::: INFORMATION PROVIDED :::

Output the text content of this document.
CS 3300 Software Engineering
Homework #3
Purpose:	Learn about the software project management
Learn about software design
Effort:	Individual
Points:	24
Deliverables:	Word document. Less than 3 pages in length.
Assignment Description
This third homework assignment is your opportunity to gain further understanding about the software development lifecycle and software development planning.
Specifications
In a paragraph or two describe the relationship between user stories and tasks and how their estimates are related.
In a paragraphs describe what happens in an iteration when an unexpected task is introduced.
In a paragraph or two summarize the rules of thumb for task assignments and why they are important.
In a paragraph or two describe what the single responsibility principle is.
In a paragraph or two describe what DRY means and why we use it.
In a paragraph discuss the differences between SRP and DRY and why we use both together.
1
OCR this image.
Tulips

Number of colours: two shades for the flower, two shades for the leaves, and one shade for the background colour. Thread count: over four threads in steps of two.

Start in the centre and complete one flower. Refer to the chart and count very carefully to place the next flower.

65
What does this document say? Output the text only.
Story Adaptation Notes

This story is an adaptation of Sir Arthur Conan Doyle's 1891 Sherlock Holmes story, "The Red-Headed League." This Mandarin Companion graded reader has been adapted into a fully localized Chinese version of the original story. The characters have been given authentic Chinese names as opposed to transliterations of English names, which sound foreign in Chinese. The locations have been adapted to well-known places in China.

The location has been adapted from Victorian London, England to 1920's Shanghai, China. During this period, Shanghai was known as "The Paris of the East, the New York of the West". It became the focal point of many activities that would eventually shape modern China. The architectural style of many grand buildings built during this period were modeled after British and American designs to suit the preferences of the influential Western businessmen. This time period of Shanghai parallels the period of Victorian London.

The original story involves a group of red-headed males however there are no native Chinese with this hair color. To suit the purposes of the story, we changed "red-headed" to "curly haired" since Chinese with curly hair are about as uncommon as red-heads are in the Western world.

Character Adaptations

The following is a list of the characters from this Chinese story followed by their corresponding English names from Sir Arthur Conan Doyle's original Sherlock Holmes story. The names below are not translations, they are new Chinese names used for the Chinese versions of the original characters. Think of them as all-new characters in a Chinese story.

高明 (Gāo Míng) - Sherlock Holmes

:::

> **TO BE DONE**
Find out how many lines in the listing contain the string "flower". Give the number alone.

> **OUTPUT OF THE EXERCISE**
2